§ Stored data entries:
= = =

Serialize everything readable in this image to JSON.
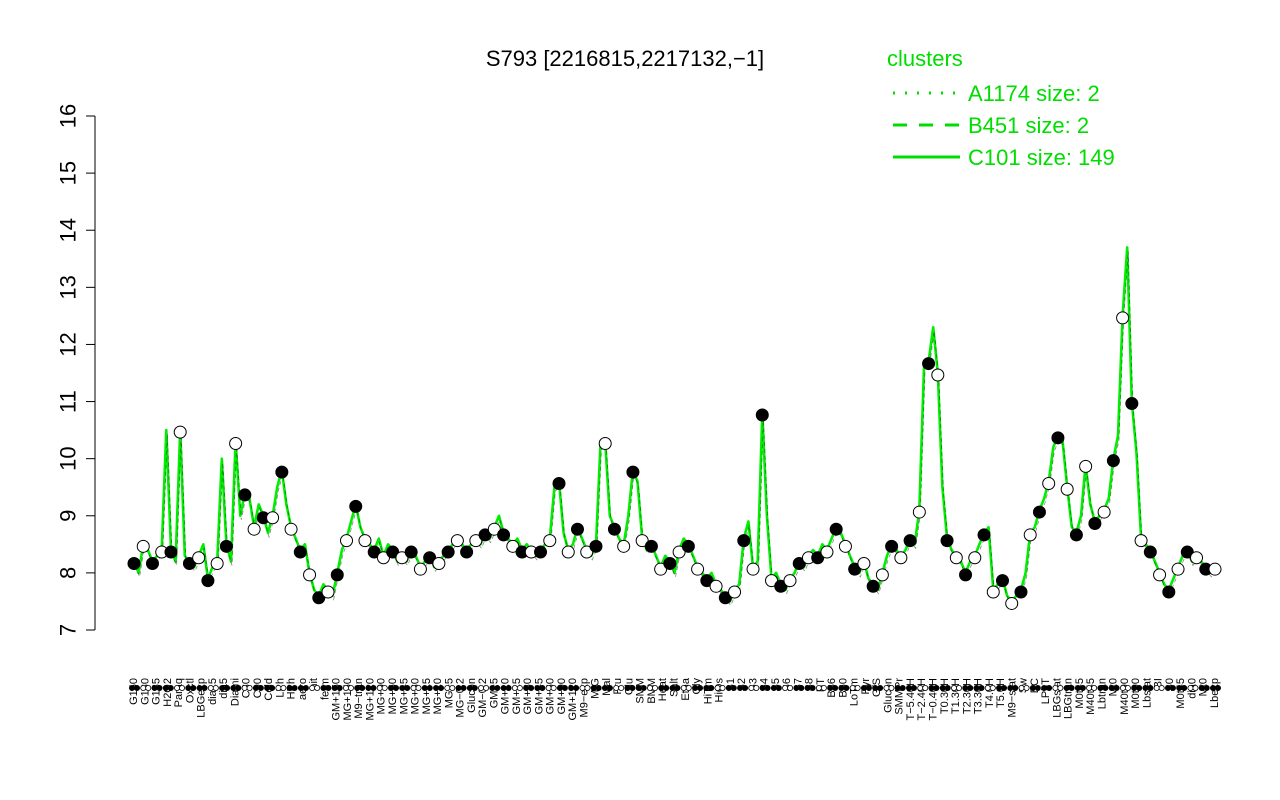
{
  "colors": {
    "series": "#00ee00",
    "legend": "#00dd00",
    "axis": "#000000",
    "marker_fill_dark": "#000000",
    "marker_fill_light": "#ffffff"
  },
  "chart_data": {
    "type": "line",
    "title": "S793 [2216815,2217132,−1]",
    "xlabel": "",
    "ylabel": "",
    "ylim": [
      7,
      16
    ],
    "yticks": [
      7,
      8,
      9,
      10,
      11,
      12,
      13,
      14,
      15,
      16
    ],
    "grid": false,
    "legend": {
      "title": "clusters",
      "placement": "top-right",
      "entries": [
        {
          "label": "A1174 size: 2",
          "style": "dotted"
        },
        {
          "label": "B451 size: 2",
          "style": "dashed"
        },
        {
          "label": "C101 size: 149",
          "style": "solid"
        }
      ]
    },
    "x_labels": [
      "G150",
      "G180",
      "G135",
      "H2O2",
      "Paraq",
      "Oxctl",
      "LBGexp",
      "dia15",
      "dia5",
      "Diami",
      "C30",
      "C90",
      "Cold",
      "LPh",
      "HPh",
      "aero",
      "nit",
      "ferm",
      "GM+150",
      "MG+150",
      "M9−tran",
      "MG+120",
      "MG+90",
      "MG+60",
      "MG+45",
      "MG+30",
      "MG+15",
      "MG+10",
      "MG+5",
      "MG−0.2",
      "Glucon",
      "GM−0.2",
      "GM+5",
      "GM+10",
      "GM+15",
      "GM+30",
      "GM+45",
      "GM+60",
      "GM+90",
      "GM+120",
      "M9−exp",
      "M/G",
      "Mal",
      "Fru",
      "Glu",
      "SMM",
      "BMM",
      "Heat",
      "Salt",
      "Etha",
      "Gly",
      "HiTm",
      "HiOs",
      "S1",
      "S2",
      "S3",
      "S4",
      "S5",
      "S6",
      "S7",
      "S8",
      "BT",
      "B36",
      "B60",
      "LoTm",
      "Pyr",
      "G/S",
      "Glucon",
      "SMMPr",
      "T−5.40H",
      "T−2.40H",
      "T−0.40H",
      "T0.30H",
      "T1.30H",
      "T2.30H",
      "T3.30H",
      "T4.0H",
      "T5.0H",
      "M9−stat",
      "Sw",
      "BC",
      "LPhT",
      "LBGstat",
      "LBGtran",
      "M0t45",
      "M40t45",
      "Lbtran",
      "Mt0",
      "M40t90",
      "M0t90",
      "Lbstat",
      "BI",
      "S0",
      "M0t45",
      "dia0",
      "Mt0",
      "Lbexp"
    ],
    "series": [
      {
        "values": [
          8.2,
          8.0,
          8.5,
          8.4,
          8.2,
          8.3,
          8.4,
          10.5,
          8.4,
          8.2,
          10.5,
          8.3,
          8.2,
          8.1,
          8.3,
          8.5,
          7.9,
          8.1,
          8.2,
          10.0,
          8.5,
          8.2,
          10.3,
          9.0,
          9.4,
          9.3,
          8.8,
          9.2,
          9.0,
          8.7,
          9.0,
          9.5,
          9.8,
          9.2,
          8.8,
          8.6,
          8.4,
          8.5,
          8.0,
          7.7,
          7.6,
          7.8,
          7.7,
          7.6,
          8.0,
          8.4,
          8.6,
          8.9,
          9.2,
          8.8,
          8.6,
          8.5,
          8.4,
          8.6,
          8.3,
          8.5,
          8.4,
          8.2,
          8.3,
          8.2,
          8.4,
          8.3,
          8.1,
          8.2,
          8.3,
          8.1,
          8.2,
          8.3,
          8.4,
          8.5,
          8.6,
          8.5,
          8.4,
          8.5,
          8.6,
          8.5,
          8.7,
          8.6,
          8.8,
          9.0,
          8.7,
          8.6,
          8.5,
          8.6,
          8.4,
          8.5,
          8.4,
          8.3,
          8.4,
          8.5,
          8.6,
          9.5,
          9.6,
          8.7,
          8.4,
          8.5,
          8.8,
          8.6,
          8.4,
          8.3,
          8.5,
          10.3,
          10.3,
          9.0,
          8.8,
          8.6,
          8.5,
          9.0,
          9.8,
          9.6,
          8.6,
          8.4,
          8.5,
          8.3,
          8.1,
          8.3,
          8.2,
          8.0,
          8.4,
          8.6,
          8.5,
          8.3,
          8.1,
          8.0,
          7.9,
          8.0,
          7.8,
          7.7,
          7.6,
          7.5,
          7.7,
          7.8,
          8.6,
          8.9,
          8.1,
          8.2,
          10.8,
          9.0,
          7.9,
          8.0,
          7.8,
          7.7,
          7.9,
          8.0,
          8.2,
          8.1,
          8.3,
          8.4,
          8.3,
          8.5,
          8.4,
          8.6,
          8.8,
          8.7,
          8.5,
          8.3,
          8.1,
          8.0,
          8.2,
          7.9,
          7.8,
          7.7,
          8.0,
          8.3,
          8.5,
          8.4,
          8.3,
          8.4,
          8.6,
          8.5,
          9.1,
          11.6,
          11.7,
          12.3,
          11.5,
          9.5,
          8.6,
          8.4,
          8.3,
          8.2,
          8.0,
          8.2,
          8.3,
          8.5,
          8.7,
          8.8,
          7.7,
          7.8,
          7.9,
          7.6,
          7.5,
          7.6,
          7.7,
          8.0,
          8.7,
          8.8,
          9.1,
          9.3,
          9.6,
          10.2,
          10.4,
          10.3,
          9.5,
          8.8,
          8.7,
          9.0,
          9.9,
          9.2,
          8.9,
          9.0,
          9.1,
          9.3,
          10.0,
          10.4,
          12.5,
          13.7,
          11.0,
          10.1,
          8.6,
          8.5,
          8.4,
          8.2,
          8.0,
          7.8,
          7.7,
          7.9,
          8.1,
          8.3,
          8.4,
          8.2,
          8.3,
          8.2,
          8.1,
          8.0,
          8.1
        ]
      }
    ]
  }
}
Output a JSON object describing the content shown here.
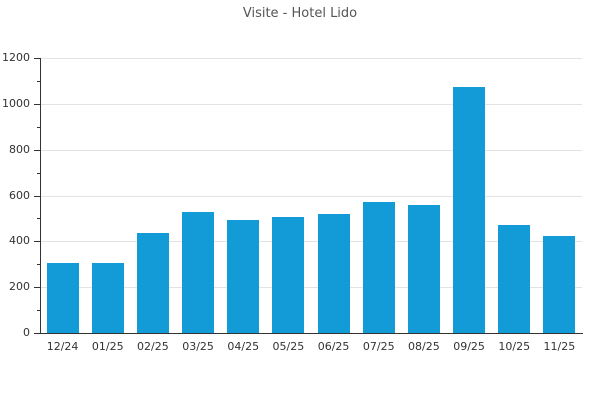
{
  "chart_data": {
    "type": "bar",
    "title": "Visite - Hotel Lido",
    "categories": [
      "12/24",
      "01/25",
      "02/25",
      "03/25",
      "04/25",
      "05/25",
      "06/25",
      "07/25",
      "08/25",
      "09/25",
      "10/25",
      "11/25"
    ],
    "values": [
      305,
      305,
      435,
      530,
      495,
      505,
      520,
      570,
      560,
      1075,
      470,
      425
    ],
    "xlabel": "",
    "ylabel": "",
    "ylim": [
      0,
      1200
    ],
    "y_major_step": 200,
    "y_minor_step": 100,
    "y_tick_labels": [
      "0",
      "200",
      "400",
      "600",
      "800",
      "1000",
      "1200"
    ],
    "grid": "horizontal-major-only",
    "legend_position": "none",
    "colors": {
      "bar": "#129bd7",
      "grid": "#e3e3e3",
      "axis": "#333333",
      "tick_label": "#333333",
      "title": "#555557"
    }
  }
}
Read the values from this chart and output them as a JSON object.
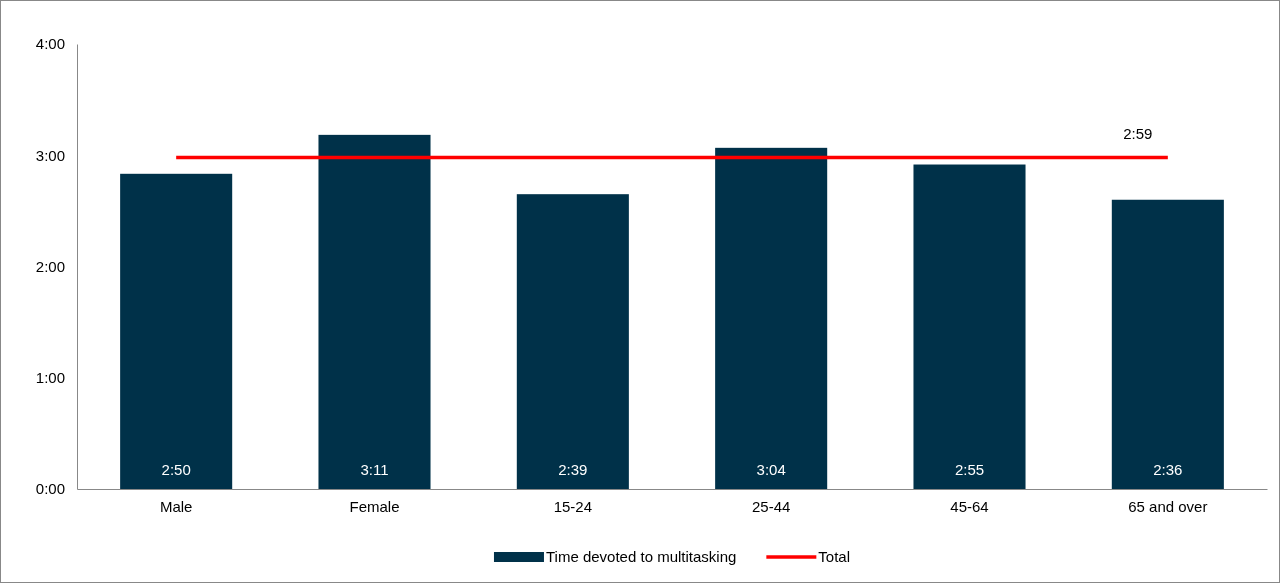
{
  "chart_data": {
    "type": "bar",
    "categories": [
      "Male",
      "Female",
      "15-24",
      "25-44",
      "45-64",
      "65 and over"
    ],
    "series": [
      {
        "name": "Time devoted to multitasking",
        "color": "#003149",
        "values": [
          2.8333,
          3.1833,
          2.65,
          3.0667,
          2.9167,
          2.6
        ],
        "value_labels": [
          "2:50",
          "3:11",
          "2:39",
          "3:04",
          "2:55",
          "2:36"
        ]
      },
      {
        "name": "Total",
        "type": "line",
        "color": "#ff0000",
        "values": [
          2.98,
          2.98,
          2.98,
          2.98,
          2.98,
          2.98
        ],
        "value_labels": [
          null,
          null,
          null,
          null,
          null,
          "2:59"
        ]
      }
    ],
    "ylim": [
      0,
      4
    ],
    "yticks": [
      {
        "value": 0,
        "label": "0:00"
      },
      {
        "value": 1,
        "label": "1:00"
      },
      {
        "value": 2,
        "label": "2:00"
      },
      {
        "value": 3,
        "label": "3:00"
      },
      {
        "value": 4,
        "label": "4:00"
      }
    ],
    "legend": "bottom",
    "grid": false
  }
}
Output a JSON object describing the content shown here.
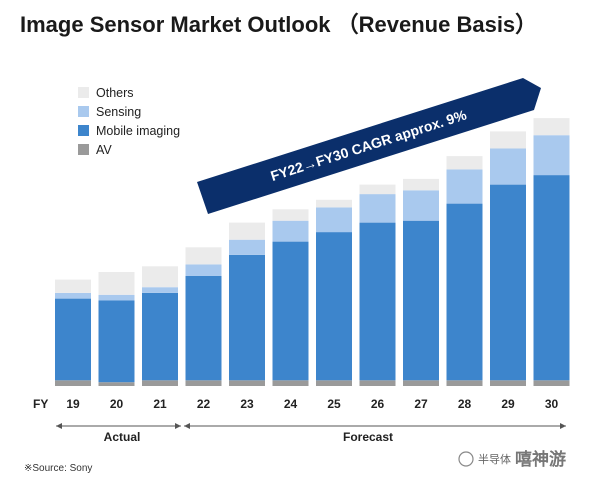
{
  "title": "Image Sensor Market Outlook （Revenue Basis）",
  "source": "※Source: Sony",
  "watermark": "半导体",
  "watermark_brand": "嘻神游",
  "colors": {
    "Others": "#ebebeb",
    "Sensing": "#a9c9ee",
    "Mobile imaging": "#3d85cc",
    "AV": "#9a9a9a",
    "arrow": "#0b2f6b"
  },
  "chart_data": {
    "type": "bar",
    "stacked": true,
    "x_axis_title": "FY",
    "categories": [
      "19",
      "20",
      "21",
      "22",
      "23",
      "24",
      "25",
      "26",
      "27",
      "28",
      "29",
      "30"
    ],
    "series": [
      {
        "name": "AV",
        "values": [
          3,
          2,
          3,
          3,
          3,
          3,
          3,
          3,
          3,
          3,
          3,
          3
        ]
      },
      {
        "name": "Mobile imaging",
        "values": [
          43,
          43,
          46,
          55,
          66,
          73,
          78,
          83,
          84,
          93,
          103,
          108
        ]
      },
      {
        "name": "Sensing",
        "values": [
          3,
          3,
          3,
          6,
          8,
          11,
          13,
          15,
          16,
          18,
          19,
          21
        ]
      },
      {
        "name": "Others",
        "values": [
          7,
          12,
          11,
          9,
          9,
          6,
          4,
          5,
          6,
          7,
          9,
          9
        ]
      }
    ],
    "legend": [
      "Others",
      "Sensing",
      "Mobile imaging",
      "AV"
    ],
    "legend_position": "top-left",
    "periods": [
      {
        "label": "Actual",
        "categories": [
          "19",
          "20",
          "21"
        ]
      },
      {
        "label": "Forecast",
        "categories": [
          "22",
          "23",
          "24",
          "25",
          "26",
          "27",
          "28",
          "29",
          "30"
        ]
      }
    ],
    "annotation": "FY22→FY30  CAGR approx. 9%",
    "grid": false
  }
}
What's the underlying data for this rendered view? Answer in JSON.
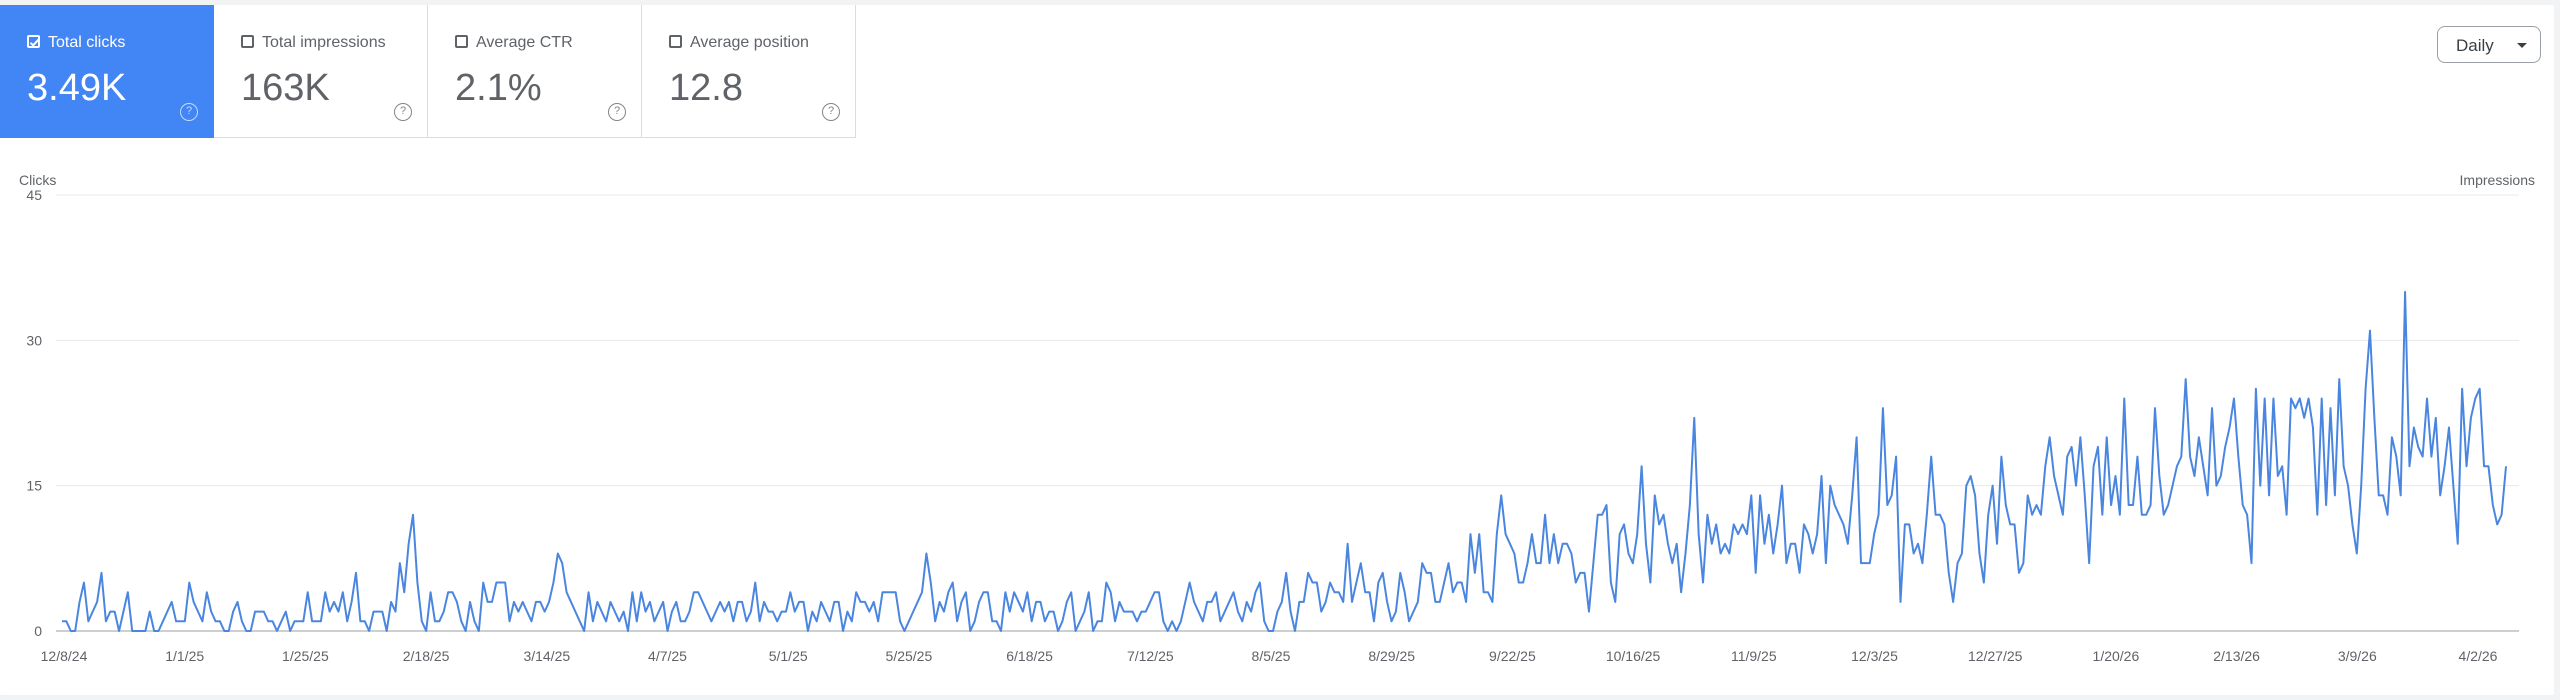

= = =

§ Your task: Count how many lines of the material hold the string "grid". Give the number and nothing more.

§ Task result: 5